[Data listing]
#####

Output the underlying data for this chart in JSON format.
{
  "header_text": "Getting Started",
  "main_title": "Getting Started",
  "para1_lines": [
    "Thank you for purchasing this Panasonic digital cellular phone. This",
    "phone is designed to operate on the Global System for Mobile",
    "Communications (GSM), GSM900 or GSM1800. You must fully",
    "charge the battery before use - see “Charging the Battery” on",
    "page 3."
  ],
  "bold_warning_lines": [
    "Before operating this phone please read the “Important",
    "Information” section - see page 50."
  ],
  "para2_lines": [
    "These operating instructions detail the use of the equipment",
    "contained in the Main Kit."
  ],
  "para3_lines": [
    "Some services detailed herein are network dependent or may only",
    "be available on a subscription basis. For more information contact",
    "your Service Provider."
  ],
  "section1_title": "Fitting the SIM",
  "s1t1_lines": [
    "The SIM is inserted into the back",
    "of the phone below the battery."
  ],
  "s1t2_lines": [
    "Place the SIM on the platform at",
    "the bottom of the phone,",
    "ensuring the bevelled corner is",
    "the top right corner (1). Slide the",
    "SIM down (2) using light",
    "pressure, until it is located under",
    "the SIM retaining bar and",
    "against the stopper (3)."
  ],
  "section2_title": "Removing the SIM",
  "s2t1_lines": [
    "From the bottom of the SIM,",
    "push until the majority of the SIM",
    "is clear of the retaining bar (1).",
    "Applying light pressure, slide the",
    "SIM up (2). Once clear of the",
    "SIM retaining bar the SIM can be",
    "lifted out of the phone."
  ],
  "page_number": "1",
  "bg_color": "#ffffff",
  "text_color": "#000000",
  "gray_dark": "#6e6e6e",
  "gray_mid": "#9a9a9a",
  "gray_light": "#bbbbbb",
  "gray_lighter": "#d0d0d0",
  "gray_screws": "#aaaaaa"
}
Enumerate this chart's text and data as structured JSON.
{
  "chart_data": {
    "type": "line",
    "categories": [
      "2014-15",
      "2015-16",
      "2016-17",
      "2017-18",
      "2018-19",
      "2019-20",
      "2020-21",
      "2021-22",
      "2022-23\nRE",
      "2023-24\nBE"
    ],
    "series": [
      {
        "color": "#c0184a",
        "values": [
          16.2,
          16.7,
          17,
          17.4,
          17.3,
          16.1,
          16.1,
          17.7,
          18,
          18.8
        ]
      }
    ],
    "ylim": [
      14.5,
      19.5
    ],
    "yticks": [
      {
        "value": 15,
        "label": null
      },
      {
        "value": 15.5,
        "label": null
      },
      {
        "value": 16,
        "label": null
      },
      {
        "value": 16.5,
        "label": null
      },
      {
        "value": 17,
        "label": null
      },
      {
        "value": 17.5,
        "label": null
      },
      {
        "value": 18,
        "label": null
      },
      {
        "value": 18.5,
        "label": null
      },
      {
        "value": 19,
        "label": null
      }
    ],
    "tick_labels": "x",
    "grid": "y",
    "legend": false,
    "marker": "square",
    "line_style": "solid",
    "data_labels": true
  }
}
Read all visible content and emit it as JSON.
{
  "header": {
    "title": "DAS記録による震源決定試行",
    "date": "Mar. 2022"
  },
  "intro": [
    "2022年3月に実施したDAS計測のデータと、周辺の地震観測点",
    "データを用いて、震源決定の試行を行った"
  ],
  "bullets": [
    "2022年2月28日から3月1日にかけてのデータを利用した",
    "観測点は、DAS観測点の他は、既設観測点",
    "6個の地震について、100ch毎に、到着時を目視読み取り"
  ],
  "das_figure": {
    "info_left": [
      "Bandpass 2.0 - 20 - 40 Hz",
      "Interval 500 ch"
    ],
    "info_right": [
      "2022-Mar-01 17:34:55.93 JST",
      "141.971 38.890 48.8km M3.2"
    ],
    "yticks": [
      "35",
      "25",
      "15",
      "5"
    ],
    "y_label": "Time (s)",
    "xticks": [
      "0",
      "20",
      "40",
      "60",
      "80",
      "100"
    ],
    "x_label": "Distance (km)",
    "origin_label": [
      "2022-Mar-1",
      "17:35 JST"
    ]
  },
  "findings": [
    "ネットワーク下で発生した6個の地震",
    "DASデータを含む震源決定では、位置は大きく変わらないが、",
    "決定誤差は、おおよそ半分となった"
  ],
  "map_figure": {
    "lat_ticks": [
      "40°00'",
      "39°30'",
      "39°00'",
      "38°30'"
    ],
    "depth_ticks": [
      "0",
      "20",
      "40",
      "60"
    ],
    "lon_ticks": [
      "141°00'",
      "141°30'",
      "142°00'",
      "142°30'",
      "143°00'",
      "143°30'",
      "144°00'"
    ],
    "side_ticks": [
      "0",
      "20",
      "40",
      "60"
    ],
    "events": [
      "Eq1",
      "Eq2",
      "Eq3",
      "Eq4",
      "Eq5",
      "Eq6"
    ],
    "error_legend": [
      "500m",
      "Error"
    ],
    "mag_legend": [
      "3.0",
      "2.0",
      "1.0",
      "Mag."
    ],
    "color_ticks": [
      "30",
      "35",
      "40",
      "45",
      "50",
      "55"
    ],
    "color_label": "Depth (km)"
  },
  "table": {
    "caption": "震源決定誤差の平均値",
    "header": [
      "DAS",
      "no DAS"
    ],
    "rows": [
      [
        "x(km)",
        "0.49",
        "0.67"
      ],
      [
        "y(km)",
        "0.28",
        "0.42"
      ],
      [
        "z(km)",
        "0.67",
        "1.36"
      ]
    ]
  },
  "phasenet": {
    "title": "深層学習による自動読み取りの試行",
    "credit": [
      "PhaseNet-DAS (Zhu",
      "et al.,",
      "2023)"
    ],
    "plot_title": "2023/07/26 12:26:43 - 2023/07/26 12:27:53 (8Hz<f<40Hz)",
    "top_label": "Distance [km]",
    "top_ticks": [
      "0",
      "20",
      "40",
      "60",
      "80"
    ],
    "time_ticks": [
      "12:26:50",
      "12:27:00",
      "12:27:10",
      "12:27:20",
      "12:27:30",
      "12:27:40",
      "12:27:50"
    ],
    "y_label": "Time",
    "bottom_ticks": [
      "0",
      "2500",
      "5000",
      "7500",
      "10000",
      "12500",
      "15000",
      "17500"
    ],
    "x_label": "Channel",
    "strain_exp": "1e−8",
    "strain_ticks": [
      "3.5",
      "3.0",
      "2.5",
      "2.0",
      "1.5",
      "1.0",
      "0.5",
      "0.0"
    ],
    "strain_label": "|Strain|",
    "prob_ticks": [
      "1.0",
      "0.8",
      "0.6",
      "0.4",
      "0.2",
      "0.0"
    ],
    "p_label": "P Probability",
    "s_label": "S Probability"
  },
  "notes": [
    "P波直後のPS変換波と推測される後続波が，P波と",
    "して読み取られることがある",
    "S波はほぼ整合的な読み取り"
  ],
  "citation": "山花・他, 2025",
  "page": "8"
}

#####

→ Written task:
Locate all lines holding the word "this", then copy them out.

→ Finished task:
Output the underlying data for this chart in JSON format.
    "Thank you for purchasing this Panasonic digital cellular phone. This",
    "Before operating this phone please read the “Important",
Enumerate this chart's text and data as structured JSON.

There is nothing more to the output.